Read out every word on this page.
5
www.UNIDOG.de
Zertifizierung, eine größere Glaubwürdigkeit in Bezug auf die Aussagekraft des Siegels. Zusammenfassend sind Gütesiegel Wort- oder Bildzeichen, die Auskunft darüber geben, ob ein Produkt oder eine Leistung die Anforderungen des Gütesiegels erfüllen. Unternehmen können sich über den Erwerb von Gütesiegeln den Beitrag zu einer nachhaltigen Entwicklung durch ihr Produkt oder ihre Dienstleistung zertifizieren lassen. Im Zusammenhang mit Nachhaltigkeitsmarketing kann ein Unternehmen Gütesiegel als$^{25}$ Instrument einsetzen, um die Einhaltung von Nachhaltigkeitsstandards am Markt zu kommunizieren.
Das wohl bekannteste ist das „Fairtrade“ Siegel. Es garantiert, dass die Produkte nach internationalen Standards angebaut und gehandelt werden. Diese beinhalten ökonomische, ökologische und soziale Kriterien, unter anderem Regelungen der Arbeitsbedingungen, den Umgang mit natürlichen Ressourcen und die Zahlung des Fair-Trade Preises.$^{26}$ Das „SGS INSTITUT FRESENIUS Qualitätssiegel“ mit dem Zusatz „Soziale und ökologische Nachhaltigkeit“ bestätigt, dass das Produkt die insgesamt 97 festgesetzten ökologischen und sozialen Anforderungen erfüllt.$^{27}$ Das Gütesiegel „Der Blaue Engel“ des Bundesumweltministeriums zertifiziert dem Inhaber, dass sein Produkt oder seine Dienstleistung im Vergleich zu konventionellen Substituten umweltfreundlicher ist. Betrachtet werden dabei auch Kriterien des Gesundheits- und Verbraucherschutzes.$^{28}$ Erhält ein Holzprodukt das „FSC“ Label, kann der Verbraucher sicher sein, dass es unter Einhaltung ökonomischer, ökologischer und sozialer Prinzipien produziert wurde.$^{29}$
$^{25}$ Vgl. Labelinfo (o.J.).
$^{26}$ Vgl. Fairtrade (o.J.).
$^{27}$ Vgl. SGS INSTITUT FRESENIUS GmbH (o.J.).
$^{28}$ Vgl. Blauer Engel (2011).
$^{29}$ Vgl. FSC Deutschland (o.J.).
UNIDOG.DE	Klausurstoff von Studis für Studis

- [Direction]: Among the entries above, identify all lines with "UNIDOG" and copy them.

- [Task result]:
www.UNIDOG.de
UNIDOG.DE	Klausurstoff von Studis für Studis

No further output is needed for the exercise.